书面题目 a –
从下面的清单里摘出每一行含有字符串“bottom”的内容。

┄┄┄┄┄┄┄┄┄┄

我有一个数据集,其中一列包含课程名称。我需要编写代码以允许查询搜索返回与给定查询最相似的 10 个课程。
下面是我试过的代码。但是,它返回的查询本身得分为 1.0。请帮我解决这个问题!
import numpy as np
from sklearn.feature_extraction.text import CountVectorizer
from sklearn.metrics.pairwise import cosine_similarity
# List of documents to search
documents = list_of_names
# Transform documents into vectors using the CountVectorizer
vectorizer = CountVectorizer()
vectorizer.fit_transform(documents)
# Define the search query
query = 'aws'
# Transform the query into a vector using the fitted vectorizer
query_vector = vectorizer.transform([query])
# Calculate the cosine similarity between the query vector and all document vectors
similarity_scores = cosine_similarity(query_vector, vectorizer.transform(documents))
# Find the indices of the top 10 most similar documents
most_similar_indices = np.argsort(similarity_scores)[:, :-11:-1]
# Print the top 10 most similar documents and their similarity scores
for i, indices in enumerate(most_similar_indices[0]):
print('Rank:', i+1)
print('Document:', documents[indices])
print('Similarity score:', similarity_scores[0][indices])
print('---')

┄┄┄┄┄┄┄┄┄┄

书面题目 b –
把上面讲课程名称相似度搜索的文字原样重复一段:从含有“# Calculate the”的地方开始,写到“print('---')”为止。

本题数据 –
┄┄┄┄┄┄┄┄┄┄

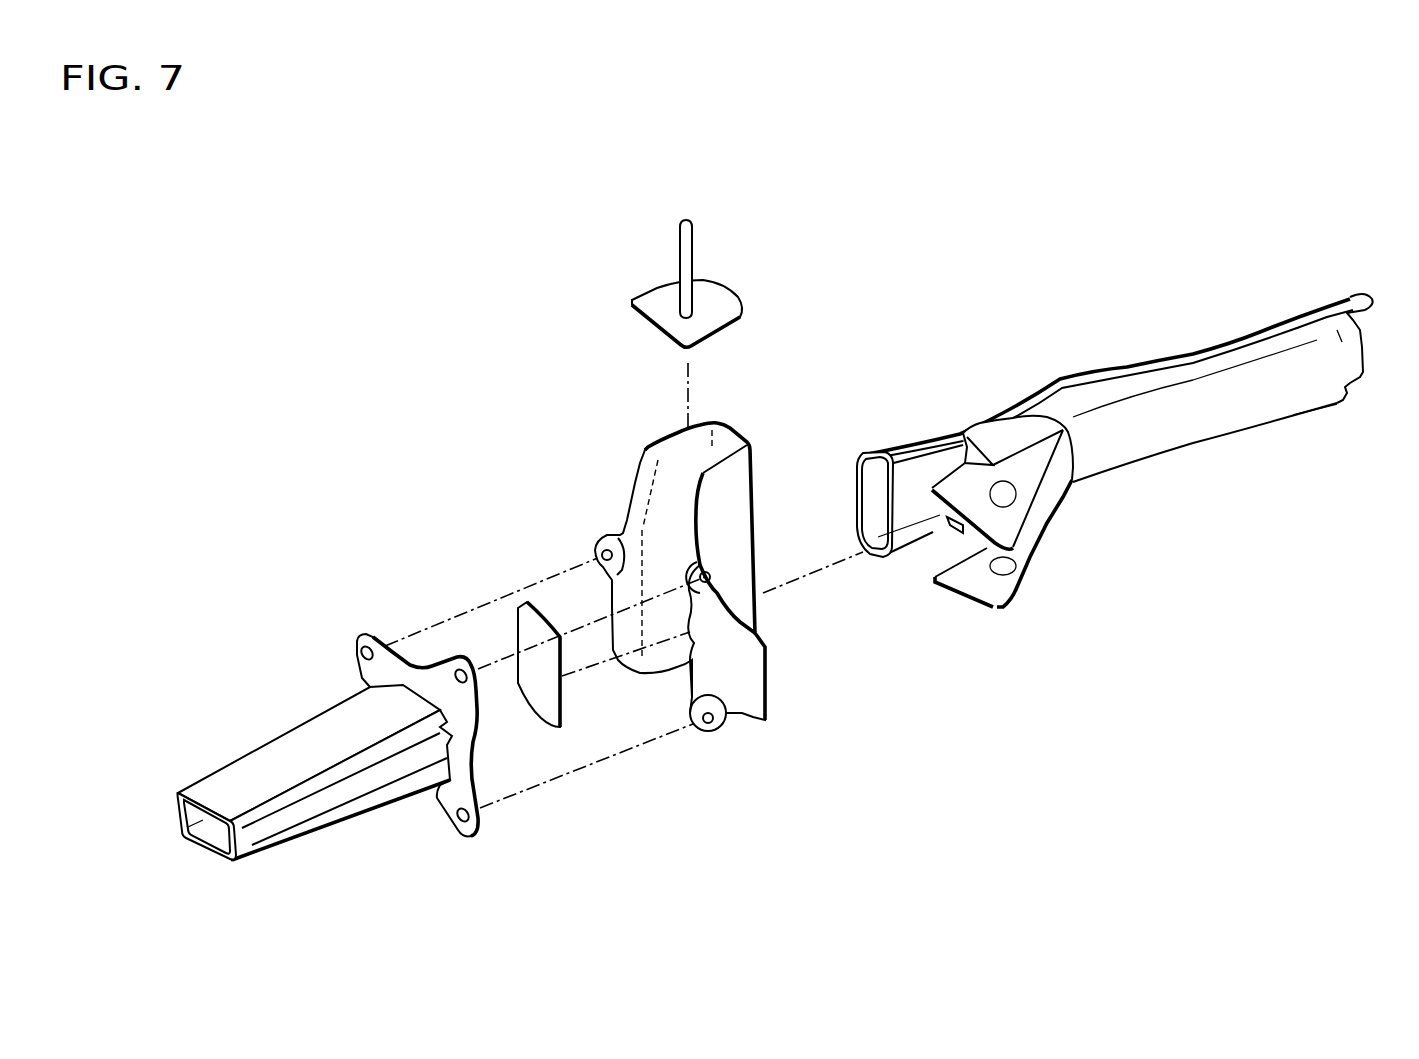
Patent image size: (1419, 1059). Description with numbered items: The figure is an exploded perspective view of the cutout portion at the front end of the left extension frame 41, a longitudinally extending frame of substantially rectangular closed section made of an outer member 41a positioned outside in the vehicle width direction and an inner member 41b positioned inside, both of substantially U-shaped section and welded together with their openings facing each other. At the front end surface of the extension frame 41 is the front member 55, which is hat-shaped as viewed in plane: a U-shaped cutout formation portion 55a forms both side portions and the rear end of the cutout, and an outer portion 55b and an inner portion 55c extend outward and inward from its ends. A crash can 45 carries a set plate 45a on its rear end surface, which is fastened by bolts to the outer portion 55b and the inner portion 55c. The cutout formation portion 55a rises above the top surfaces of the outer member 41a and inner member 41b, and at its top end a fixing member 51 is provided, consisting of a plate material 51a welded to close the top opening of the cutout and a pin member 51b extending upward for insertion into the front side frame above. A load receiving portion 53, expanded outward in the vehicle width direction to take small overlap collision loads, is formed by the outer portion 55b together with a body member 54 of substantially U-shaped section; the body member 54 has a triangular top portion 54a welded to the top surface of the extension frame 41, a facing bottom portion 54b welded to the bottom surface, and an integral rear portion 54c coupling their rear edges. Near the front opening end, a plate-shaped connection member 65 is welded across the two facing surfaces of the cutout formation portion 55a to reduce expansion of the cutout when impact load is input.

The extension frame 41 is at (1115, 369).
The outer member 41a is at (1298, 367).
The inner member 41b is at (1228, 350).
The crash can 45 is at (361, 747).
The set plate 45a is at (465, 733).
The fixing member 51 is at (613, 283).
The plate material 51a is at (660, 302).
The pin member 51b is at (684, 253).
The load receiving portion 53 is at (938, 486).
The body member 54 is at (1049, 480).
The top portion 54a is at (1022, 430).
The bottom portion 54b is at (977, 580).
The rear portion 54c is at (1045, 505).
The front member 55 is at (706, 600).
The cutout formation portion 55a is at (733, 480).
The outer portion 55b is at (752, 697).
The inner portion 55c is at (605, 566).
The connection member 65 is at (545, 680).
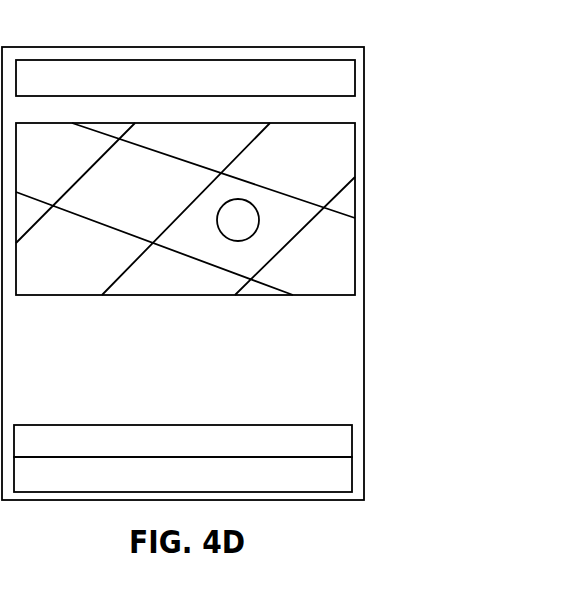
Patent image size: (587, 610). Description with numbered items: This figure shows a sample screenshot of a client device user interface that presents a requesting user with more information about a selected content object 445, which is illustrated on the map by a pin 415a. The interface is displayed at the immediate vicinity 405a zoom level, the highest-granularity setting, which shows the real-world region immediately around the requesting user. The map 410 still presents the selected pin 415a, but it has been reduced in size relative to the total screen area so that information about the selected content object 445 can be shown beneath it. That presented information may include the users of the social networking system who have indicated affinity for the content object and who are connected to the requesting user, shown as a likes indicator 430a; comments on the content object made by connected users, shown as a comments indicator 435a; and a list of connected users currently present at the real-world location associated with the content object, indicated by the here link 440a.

┄┄┄┄┄┄┄┄┄┄

书面回答 a –
Patent image size: (1419, 1059). Description with numbered items: The figure is an exploded perspective view of the cutout portion at the front end of the left extension frame 41, a longitudinally extending frame of substantially rectangular closed section made of an outer member 41a positioned outside in the vehicle width direction and an inner member 41b positioned inside, both of substantially U-shaped section and welded together with their openings facing each other. At the front end surface of the extension frame 41 is the front member 55, which is hat-shaped as viewed in plane: a U-shaped cutout formation portion 55a forms both side portions and the rear end of the cutout, and an outer portion 55b and an inner portion 55c extend outward and inward from its ends. A crash can 45 carries a set plate 45a on its rear end surface, which is fastened by bolts to the outer portion 55b and the inner portion 55c. The cutout formation portion 55a rises above the top surfaces of the outer member 41a and inner member 41b, and at its top end a fixing member 51 is provided, consisting of a plate material 51a welded to close the top opening of the cutout and a pin member 51b extending upward for insertion into the front side frame above. A load receiving portion 53, expanded outward in the vehicle width direction to take small overlap collision loads, is formed by the outer portion 55b together with a body member 54 of substantially U-shaped section; the body member 54 has a triangular top portion 54a welded to the top surface of the extension frame 41, a facing bottom portion 54b welded to the bottom surface, and an integral rear portion 54c coupling their rear edges. Near the front opening end, a plate-shaped connection member 65 is welded across the two facing surfaces of the cutout formation portion 55a to reduce expansion of the cutout when impact load is input.
The bottom portion 54b is at (977, 580).

书面回答 b –
# Calculate the cosine similarity between the query vector and all document vectors
similarity_scores = cosine_similarity(query_vector, vectorizer.transform(documents))
# Find the indices of the top 10 most similar documents
most_similar_indices = np.argsort(similarity_scores)[:, :-11:-1]
# Print the top 10 most similar documents and their similarity scores
for i, indices in enumerate(most_similar_indices[0]):
print('Rank:', i+1)
print('Document:', documents[indices])
print('Similarity score:', similarity_scores[0][indices])
print('---')